• TASK BRIEF
Pull each line holding the word "name" from the data.
______
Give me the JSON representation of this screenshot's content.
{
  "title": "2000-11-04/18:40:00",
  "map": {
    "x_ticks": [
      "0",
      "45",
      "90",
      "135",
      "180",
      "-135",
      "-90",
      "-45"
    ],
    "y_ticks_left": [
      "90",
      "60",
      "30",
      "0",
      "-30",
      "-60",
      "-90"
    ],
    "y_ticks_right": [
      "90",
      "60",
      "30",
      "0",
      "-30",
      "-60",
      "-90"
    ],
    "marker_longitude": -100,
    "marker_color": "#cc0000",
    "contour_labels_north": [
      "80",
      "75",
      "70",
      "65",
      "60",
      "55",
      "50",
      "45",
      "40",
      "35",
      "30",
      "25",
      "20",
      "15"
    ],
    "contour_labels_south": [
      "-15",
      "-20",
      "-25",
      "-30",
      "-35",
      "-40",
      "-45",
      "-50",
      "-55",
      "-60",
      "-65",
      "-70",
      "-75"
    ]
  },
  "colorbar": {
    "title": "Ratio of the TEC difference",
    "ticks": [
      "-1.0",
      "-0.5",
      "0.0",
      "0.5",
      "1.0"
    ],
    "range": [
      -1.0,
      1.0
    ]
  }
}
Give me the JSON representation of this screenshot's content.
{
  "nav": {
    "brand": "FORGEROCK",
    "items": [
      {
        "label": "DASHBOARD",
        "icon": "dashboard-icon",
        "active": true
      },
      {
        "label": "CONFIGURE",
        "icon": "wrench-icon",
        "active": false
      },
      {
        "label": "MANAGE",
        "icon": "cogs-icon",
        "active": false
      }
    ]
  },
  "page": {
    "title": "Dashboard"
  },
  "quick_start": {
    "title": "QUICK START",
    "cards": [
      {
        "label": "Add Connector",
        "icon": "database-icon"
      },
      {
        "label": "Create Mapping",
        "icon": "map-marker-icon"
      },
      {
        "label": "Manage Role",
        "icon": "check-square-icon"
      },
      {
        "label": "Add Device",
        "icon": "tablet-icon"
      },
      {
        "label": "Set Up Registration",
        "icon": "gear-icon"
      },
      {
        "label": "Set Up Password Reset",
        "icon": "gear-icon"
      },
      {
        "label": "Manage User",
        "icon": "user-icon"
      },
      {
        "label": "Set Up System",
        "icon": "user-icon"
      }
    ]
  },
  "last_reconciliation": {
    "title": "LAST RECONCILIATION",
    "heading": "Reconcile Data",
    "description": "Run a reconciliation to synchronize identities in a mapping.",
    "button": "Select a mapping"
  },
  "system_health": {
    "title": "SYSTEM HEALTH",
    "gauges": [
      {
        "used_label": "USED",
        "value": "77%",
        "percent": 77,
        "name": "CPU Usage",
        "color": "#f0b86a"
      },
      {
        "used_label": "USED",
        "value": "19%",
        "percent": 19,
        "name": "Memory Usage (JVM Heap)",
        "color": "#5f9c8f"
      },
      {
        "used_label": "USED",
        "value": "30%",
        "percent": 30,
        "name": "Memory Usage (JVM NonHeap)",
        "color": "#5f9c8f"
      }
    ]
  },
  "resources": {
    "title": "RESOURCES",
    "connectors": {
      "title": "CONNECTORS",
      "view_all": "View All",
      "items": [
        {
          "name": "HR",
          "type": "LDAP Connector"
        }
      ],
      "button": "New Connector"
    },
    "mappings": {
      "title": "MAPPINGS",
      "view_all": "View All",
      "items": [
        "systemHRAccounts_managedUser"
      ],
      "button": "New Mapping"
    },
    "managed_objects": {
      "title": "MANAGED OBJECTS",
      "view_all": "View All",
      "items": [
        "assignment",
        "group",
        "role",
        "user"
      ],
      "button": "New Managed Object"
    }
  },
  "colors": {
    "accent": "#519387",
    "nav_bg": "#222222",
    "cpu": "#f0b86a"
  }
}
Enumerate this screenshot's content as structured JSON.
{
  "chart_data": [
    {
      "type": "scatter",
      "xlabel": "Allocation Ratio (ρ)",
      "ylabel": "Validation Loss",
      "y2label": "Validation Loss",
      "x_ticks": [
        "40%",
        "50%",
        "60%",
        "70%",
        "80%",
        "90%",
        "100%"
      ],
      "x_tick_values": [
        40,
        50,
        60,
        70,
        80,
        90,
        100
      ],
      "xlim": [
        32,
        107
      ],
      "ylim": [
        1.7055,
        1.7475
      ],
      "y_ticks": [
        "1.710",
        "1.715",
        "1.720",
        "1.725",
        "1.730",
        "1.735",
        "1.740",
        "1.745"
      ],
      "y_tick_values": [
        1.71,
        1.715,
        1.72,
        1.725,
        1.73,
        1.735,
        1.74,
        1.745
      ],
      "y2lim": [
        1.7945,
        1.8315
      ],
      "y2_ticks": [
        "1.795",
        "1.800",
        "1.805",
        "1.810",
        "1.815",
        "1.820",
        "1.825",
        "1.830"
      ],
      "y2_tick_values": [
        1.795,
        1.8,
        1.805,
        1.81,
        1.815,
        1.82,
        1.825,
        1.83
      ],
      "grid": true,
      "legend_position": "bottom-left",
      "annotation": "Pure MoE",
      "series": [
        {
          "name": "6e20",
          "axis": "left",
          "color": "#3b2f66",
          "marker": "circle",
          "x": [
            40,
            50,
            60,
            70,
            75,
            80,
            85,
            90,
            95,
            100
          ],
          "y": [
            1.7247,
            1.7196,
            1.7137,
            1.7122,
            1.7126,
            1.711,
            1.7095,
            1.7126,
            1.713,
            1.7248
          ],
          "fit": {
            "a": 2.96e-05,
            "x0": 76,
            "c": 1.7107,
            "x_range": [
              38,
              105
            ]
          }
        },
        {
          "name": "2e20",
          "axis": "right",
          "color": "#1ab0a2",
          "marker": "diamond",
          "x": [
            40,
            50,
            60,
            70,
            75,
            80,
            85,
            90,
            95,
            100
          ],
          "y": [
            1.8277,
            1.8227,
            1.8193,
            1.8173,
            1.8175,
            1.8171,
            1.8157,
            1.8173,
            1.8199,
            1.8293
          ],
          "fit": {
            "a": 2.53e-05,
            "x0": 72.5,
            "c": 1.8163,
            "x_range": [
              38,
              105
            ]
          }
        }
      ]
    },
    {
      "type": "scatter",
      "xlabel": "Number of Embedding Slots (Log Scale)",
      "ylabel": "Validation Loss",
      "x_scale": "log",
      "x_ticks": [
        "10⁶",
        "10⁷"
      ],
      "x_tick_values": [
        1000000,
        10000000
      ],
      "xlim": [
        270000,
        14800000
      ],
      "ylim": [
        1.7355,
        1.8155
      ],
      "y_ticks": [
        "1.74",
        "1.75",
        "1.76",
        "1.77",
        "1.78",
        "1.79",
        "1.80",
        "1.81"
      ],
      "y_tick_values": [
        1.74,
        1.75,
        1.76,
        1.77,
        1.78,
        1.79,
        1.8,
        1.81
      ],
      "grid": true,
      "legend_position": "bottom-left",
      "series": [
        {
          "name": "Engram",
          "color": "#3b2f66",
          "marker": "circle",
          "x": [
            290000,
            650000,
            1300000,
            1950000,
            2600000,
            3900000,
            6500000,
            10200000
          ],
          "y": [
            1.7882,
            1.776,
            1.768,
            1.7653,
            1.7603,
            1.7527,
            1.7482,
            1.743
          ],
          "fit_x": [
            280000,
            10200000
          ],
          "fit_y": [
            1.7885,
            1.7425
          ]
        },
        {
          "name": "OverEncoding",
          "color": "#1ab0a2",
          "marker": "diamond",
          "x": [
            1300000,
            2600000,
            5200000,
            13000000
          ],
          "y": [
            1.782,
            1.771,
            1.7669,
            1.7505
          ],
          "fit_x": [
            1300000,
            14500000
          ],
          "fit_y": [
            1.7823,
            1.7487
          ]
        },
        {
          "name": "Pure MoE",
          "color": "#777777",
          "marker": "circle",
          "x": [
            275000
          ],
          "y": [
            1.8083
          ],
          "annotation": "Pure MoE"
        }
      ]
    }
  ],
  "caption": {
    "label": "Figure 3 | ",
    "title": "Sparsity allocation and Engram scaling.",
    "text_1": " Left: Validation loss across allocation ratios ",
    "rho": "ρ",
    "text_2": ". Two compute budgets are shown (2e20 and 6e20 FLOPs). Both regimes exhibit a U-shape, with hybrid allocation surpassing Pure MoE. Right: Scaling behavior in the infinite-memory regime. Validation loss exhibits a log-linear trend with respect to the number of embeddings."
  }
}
______
• ANSWER FOR THIS EXERCISE
        "name": "CPU Usage",
        "name": "Memory Usage (JVM Heap)",
        "name": "Memory Usage (JVM NonHeap)",
          "name": "HR",
          "name": "6e20",
          "name": "2e20",
          "name": "Engram",
          "name": "OverEncoding",
          "name": "Pure MoE",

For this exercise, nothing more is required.